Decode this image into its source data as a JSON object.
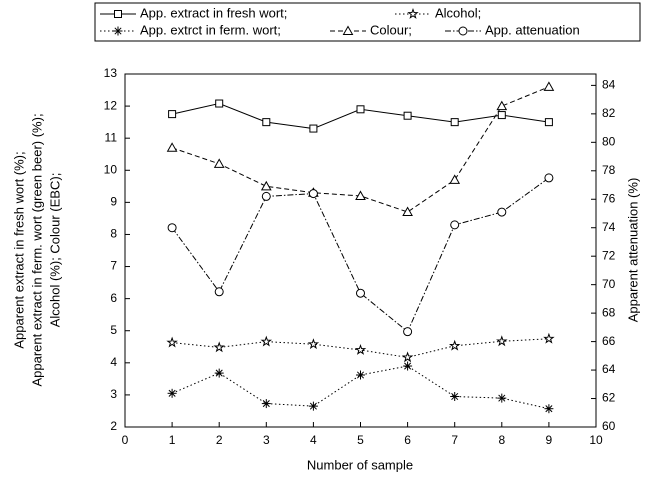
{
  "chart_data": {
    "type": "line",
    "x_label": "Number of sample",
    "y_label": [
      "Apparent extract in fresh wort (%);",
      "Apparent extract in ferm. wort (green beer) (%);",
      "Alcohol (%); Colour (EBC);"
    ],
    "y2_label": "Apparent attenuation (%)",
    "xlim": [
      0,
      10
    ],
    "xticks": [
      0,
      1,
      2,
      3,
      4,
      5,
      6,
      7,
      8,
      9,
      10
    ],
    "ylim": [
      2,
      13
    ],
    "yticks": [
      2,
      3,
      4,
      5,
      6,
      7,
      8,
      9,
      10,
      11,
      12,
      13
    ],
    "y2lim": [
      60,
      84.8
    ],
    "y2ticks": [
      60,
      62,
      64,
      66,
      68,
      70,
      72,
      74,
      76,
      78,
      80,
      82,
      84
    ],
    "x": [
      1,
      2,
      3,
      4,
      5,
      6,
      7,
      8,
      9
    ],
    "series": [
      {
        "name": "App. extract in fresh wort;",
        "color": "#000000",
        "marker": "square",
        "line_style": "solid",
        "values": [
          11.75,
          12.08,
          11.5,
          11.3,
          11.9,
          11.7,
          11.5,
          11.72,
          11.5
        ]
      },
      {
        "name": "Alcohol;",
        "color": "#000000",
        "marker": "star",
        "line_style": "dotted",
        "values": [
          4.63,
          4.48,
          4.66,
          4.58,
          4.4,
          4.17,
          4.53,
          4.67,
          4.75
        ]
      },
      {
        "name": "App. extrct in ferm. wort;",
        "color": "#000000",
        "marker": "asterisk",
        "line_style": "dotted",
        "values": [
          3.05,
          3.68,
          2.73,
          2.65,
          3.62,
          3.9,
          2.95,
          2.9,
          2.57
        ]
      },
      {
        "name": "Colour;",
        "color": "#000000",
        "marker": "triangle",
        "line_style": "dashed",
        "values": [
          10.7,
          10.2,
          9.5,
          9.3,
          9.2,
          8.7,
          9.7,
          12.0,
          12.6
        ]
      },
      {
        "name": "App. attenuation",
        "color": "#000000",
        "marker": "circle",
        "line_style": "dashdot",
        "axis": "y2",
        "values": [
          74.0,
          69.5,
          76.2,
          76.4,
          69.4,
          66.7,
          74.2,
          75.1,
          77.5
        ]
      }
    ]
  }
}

# # #

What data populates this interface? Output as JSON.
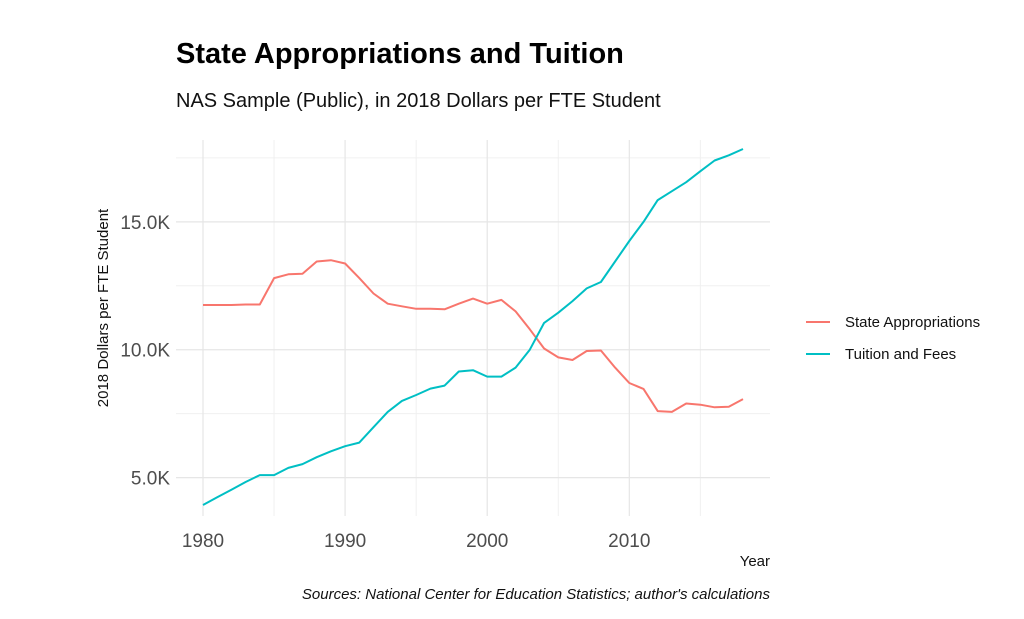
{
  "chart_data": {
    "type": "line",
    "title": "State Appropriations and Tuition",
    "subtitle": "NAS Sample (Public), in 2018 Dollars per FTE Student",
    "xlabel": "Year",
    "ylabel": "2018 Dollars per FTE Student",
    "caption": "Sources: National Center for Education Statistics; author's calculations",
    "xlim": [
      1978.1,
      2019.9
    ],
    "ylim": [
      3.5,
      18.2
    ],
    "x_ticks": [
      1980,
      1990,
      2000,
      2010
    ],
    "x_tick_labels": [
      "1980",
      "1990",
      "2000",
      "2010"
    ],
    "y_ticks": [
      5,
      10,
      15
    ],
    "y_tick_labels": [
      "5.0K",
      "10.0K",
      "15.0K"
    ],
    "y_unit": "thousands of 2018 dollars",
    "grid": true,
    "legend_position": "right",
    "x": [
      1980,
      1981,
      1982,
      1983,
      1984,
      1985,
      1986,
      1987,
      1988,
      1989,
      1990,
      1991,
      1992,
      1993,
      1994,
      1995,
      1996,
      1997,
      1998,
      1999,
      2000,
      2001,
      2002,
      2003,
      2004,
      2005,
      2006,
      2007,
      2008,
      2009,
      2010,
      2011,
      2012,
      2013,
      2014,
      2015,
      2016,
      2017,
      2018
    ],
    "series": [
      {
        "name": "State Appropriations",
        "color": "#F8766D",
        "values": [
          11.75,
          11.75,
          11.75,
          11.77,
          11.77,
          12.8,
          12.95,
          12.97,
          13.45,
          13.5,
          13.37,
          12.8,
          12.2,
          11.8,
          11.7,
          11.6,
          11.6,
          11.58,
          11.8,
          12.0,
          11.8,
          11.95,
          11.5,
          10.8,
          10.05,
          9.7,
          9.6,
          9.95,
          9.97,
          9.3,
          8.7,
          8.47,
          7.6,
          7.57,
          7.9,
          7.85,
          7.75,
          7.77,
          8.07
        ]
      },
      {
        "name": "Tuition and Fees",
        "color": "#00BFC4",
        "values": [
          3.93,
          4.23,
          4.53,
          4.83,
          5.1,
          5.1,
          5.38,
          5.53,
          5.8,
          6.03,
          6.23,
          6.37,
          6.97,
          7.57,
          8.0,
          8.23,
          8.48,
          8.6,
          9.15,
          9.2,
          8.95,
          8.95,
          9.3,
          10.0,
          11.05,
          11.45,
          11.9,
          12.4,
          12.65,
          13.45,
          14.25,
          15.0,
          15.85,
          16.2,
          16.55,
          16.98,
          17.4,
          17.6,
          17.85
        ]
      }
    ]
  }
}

# # #

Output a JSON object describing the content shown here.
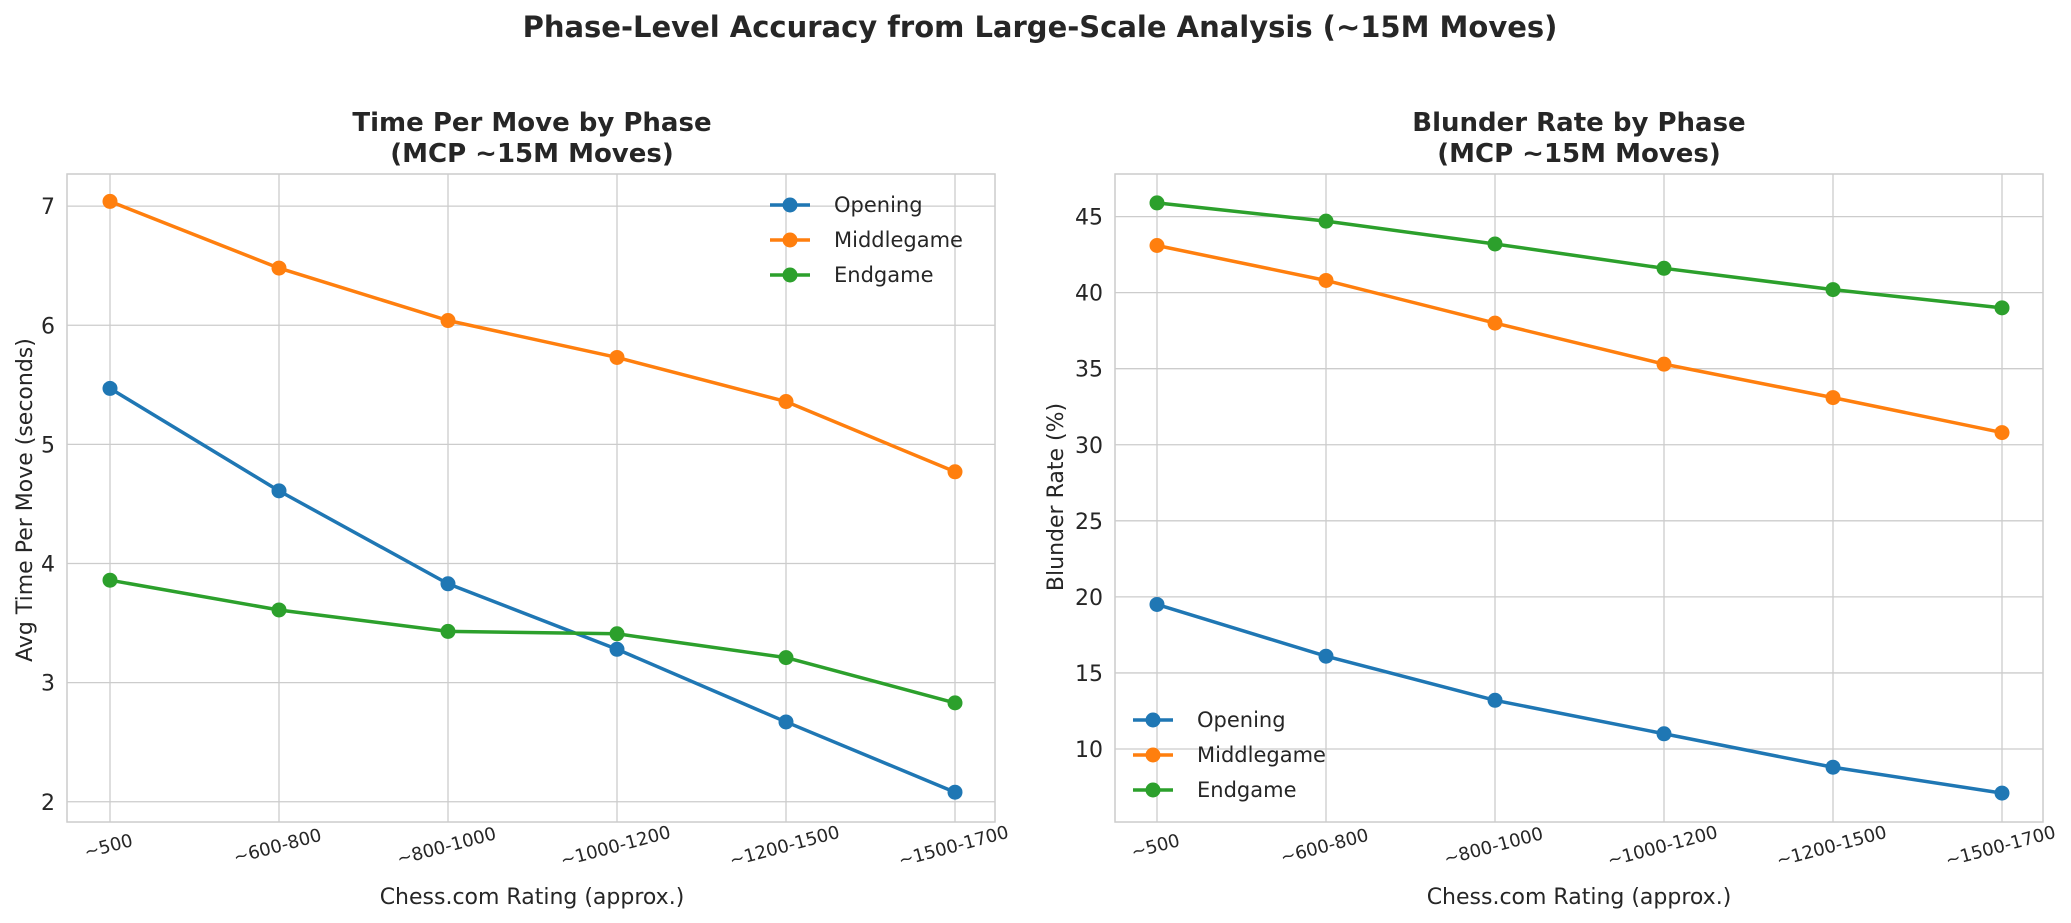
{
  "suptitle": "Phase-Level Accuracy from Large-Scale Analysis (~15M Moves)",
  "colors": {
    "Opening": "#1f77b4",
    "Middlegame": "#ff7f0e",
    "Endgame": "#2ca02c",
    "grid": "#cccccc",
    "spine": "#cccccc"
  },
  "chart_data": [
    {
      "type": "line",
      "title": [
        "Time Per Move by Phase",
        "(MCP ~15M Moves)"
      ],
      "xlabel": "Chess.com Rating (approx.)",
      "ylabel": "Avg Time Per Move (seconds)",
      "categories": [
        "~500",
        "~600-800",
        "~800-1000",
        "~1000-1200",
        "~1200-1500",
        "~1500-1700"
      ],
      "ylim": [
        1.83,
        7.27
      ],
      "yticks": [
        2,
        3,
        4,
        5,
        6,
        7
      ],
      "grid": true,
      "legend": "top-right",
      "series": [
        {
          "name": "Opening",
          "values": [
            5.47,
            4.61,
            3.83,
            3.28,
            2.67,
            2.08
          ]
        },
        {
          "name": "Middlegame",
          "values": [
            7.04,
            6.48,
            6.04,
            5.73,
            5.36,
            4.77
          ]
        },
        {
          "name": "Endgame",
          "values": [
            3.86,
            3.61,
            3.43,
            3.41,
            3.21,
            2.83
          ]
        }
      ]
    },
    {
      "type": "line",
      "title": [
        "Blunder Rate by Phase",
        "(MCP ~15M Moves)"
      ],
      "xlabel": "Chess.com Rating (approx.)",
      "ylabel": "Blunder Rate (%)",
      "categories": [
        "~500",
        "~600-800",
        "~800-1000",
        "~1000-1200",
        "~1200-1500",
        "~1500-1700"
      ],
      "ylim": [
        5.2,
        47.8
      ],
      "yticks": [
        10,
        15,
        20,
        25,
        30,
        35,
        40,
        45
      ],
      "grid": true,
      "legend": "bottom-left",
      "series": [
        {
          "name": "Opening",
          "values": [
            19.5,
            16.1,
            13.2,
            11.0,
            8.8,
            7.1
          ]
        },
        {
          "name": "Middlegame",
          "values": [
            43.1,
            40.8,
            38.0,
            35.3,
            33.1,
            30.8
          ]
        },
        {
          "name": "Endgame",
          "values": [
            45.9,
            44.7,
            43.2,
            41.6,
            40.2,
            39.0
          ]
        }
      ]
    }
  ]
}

# # #

**Work to do:** In the entries above, find each line with the string "JSON" and copy it.

**Exercise answer:**
Decode this image into its source data as a JSON object.
What data populates this interface? Output as JSON.
Output a JSON object describing the content shown here.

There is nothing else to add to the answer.